- Given data
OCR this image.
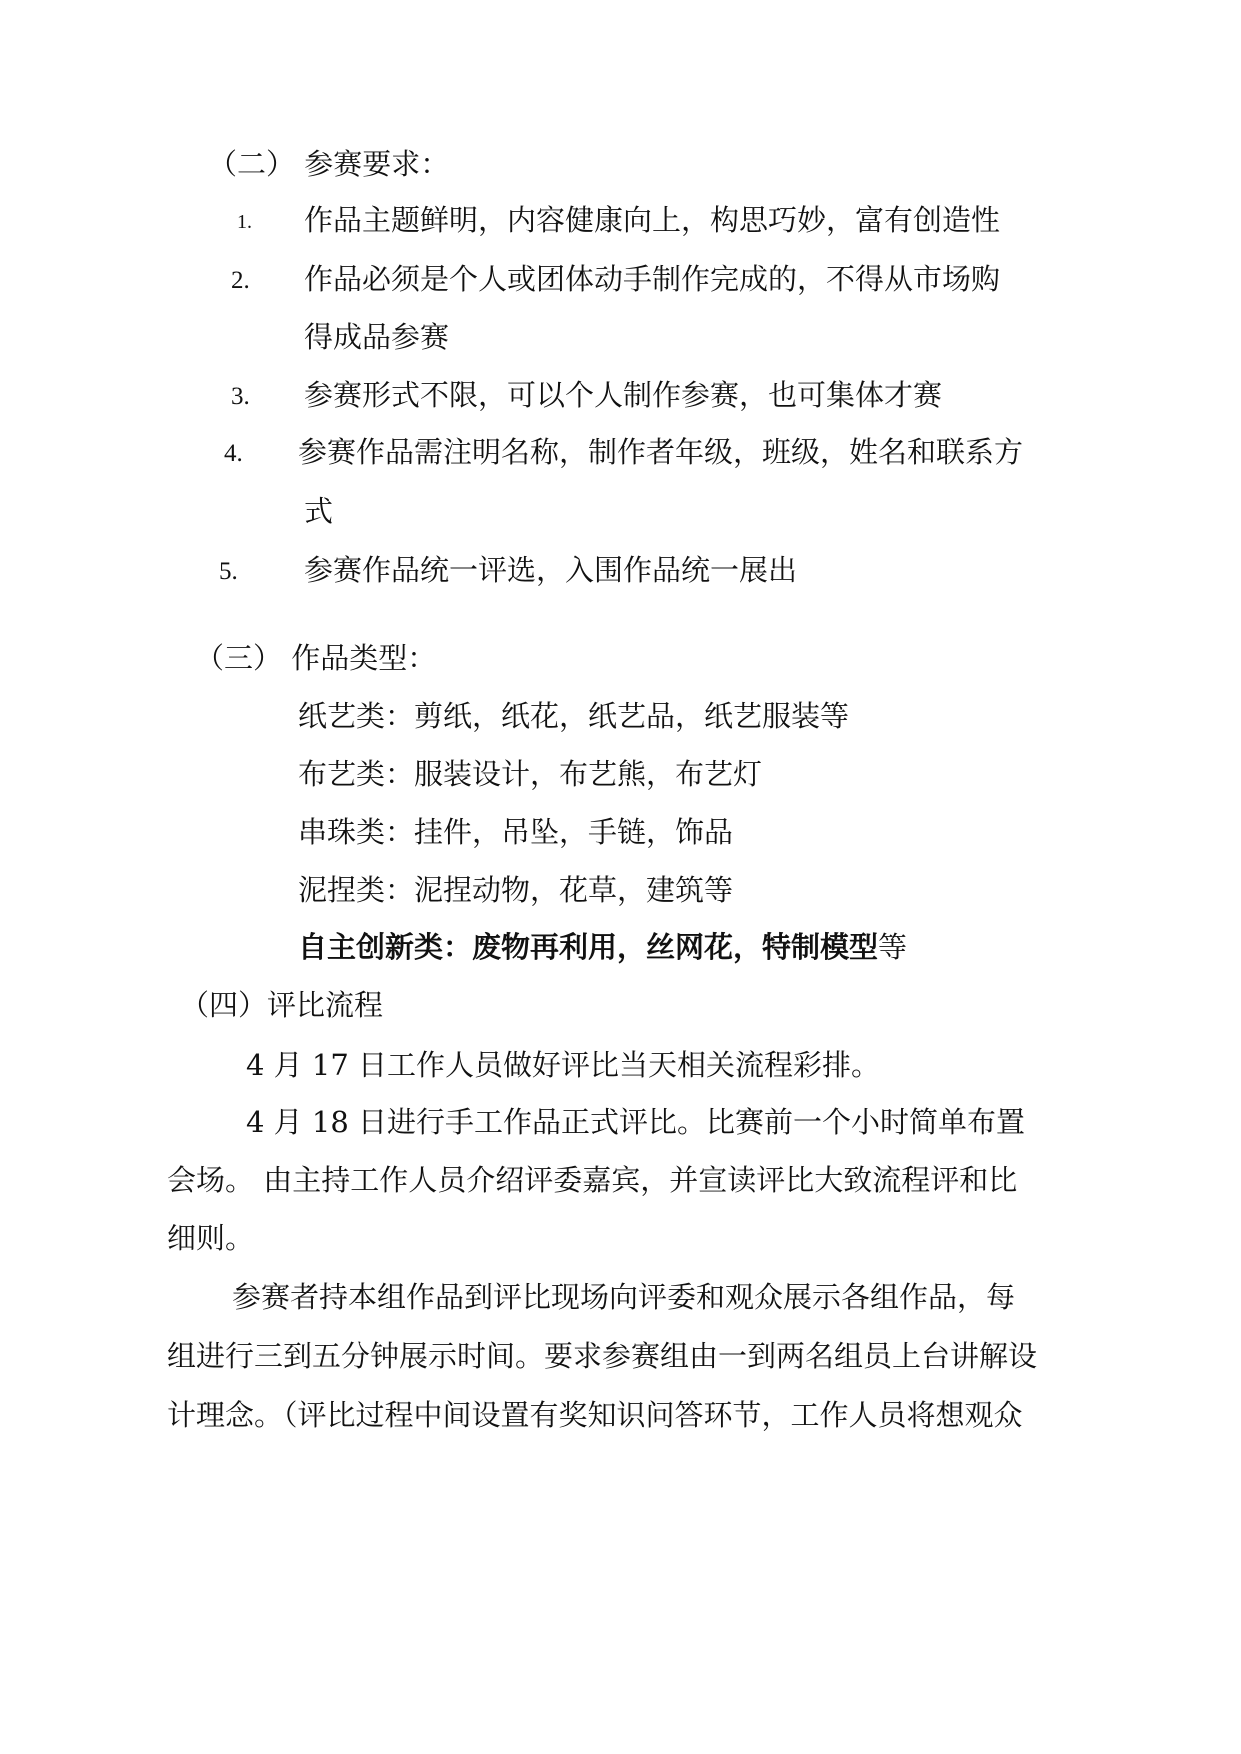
（二） 参赛要求：
1. 作品主题鲜明，内容健康向上，构思巧妙，富有创造性
2. 作品必须是个人或团体动手制作完成的，不得从市场购
得成品参赛
3. 参赛形式不限，可以个人制作参赛，也可集体才赛
4. 参赛作品需注明名称，制作者年级，班级，姓名和联系方
式
5. 参赛作品统一评选，入围作品统一展出
（三） 作品类型：
纸艺类：剪纸，纸花，纸艺品，纸艺服装等
布艺类：服装设计，布艺熊，布艺灯
串珠类：挂件，吊坠，手链，饰品
泥捏类：泥捏动物，花草，建筑等
自主创新类：废物再利用，丝网花，特制模型等
（四）评比流程
4 月 17 日工作人员做好评比当天相关流程彩排。
4 月 18 日进行手工作品正式评比。比赛前一个小时简单布置
会场。 由主持工作人员介绍评委嘉宾，并宣读评比大致流程评和比
细则。
参赛者持本组作品到评比现场向评委和观众展示各组作品，每
组进行三到五分钟展示时间。要求参赛组由一到两名组员上台讲解设
计理念。（评比过程中间设置有奖知识问答环节，工作人员将想观众
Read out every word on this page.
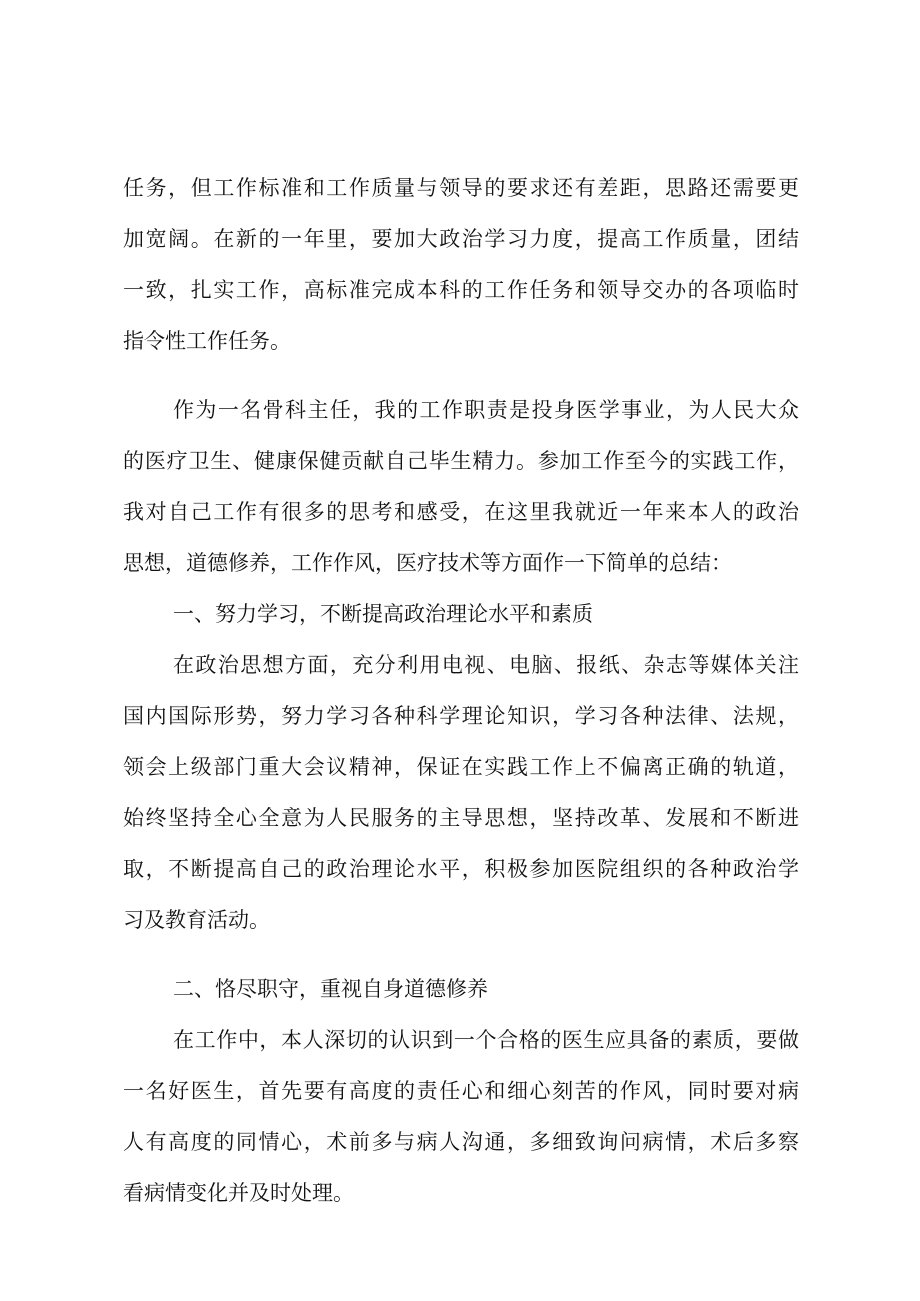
任务，但工作标准和工作质量与领导的要求还有差距，思路还需要更
加宽阔。在新的一年里，要加大政治学习力度，提高工作质量，团结
一致，扎实工作，高标准完成本科的工作任务和领导交办的各项临时
指令性工作任务。
作为一名骨科主任，我的工作职责是投身医学事业，为人民大众
的医疗卫生、健康保健贡献自己毕生精力。参加工作至今的实践工作，
我对自己工作有很多的思考和感受，在这里我就近一年来本人的政治
思想，道德修养，工作作风，医疗技术等方面作一下简单的总结：
一、努力学习，不断提高政治理论水平和素质
在政治思想方面，充分利用电视、电脑、报纸、杂志等媒体关注
国内国际形势，努力学习各种科学理论知识，学习各种法律、法规，
领会上级部门重大会议精神，保证在实践工作上不偏离正确的轨道，
始终坚持全心全意为人民服务的主导思想，坚持改革、发展和不断进
取，不断提高自己的政治理论水平，积极参加医院组织的各种政治学
习及教育活动。
二、恪尽职守，重视自身道德修养
在工作中，本人深切的认识到一个合格的医生应具备的素质，要做
一名好医生，首先要有高度的责任心和细心刻苦的作风，同时要对病
人有高度的同情心，术前多与病人沟通，多细致询问病情，术后多察
看病情变化并及时处理。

- Task to carry out
Leave out the pictures and print every line of the data exactly.

- Output for this exercise
OCR this image.
（二） 参赛要求：
1. 作品主题鲜明，内容健康向上，构思巧妙，富有创造性
2. 作品必须是个人或团体动手制作完成的，不得从市场购
得成品参赛
3. 参赛形式不限，可以个人制作参赛，也可集体才赛
4. 参赛作品需注明名称，制作者年级，班级，姓名和联系方
式
5. 参赛作品统一评选，入围作品统一展出
（三） 作品类型：
纸艺类：剪纸，纸花，纸艺品，纸艺服装等
布艺类：服装设计，布艺熊，布艺灯
串珠类：挂件，吊坠，手链，饰品
泥捏类：泥捏动物，花草，建筑等
自主创新类：废物再利用，丝网花，特制模型等
（四）评比流程
4 月 17 日工作人员做好评比当天相关流程彩排。
4 月 18 日进行手工作品正式评比。比赛前一个小时简单布置
会场。 由主持工作人员介绍评委嘉宾，并宣读评比大致流程评和比
细则。
参赛者持本组作品到评比现场向评委和观众展示各组作品，每
组进行三到五分钟展示时间。要求参赛组由一到两名组员上台讲解设
计理念。（评比过程中间设置有奖知识问答环节，工作人员将想观众
Read out every word on this page.
任务，但工作标准和工作质量与领导的要求还有差距，思路还需要更
加宽阔。在新的一年里，要加大政治学习力度，提高工作质量，团结
一致，扎实工作，高标准完成本科的工作任务和领导交办的各项临时
指令性工作任务。
作为一名骨科主任，我的工作职责是投身医学事业，为人民大众
的医疗卫生、健康保健贡献自己毕生精力。参加工作至今的实践工作，
我对自己工作有很多的思考和感受，在这里我就近一年来本人的政治
思想，道德修养，工作作风，医疗技术等方面作一下简单的总结：
一、努力学习，不断提高政治理论水平和素质
在政治思想方面，充分利用电视、电脑、报纸、杂志等媒体关注
国内国际形势，努力学习各种科学理论知识，学习各种法律、法规，
领会上级部门重大会议精神，保证在实践工作上不偏离正确的轨道，
始终坚持全心全意为人民服务的主导思想，坚持改革、发展和不断进
取，不断提高自己的政治理论水平，积极参加医院组织的各种政治学
习及教育活动。
二、恪尽职守，重视自身道德修养
在工作中，本人深切的认识到一个合格的医生应具备的素质，要做
一名好医生，首先要有高度的责任心和细心刻苦的作风，同时要对病
人有高度的同情心，术前多与病人沟通，多细致询问病情，术后多察
看病情变化并及时处理。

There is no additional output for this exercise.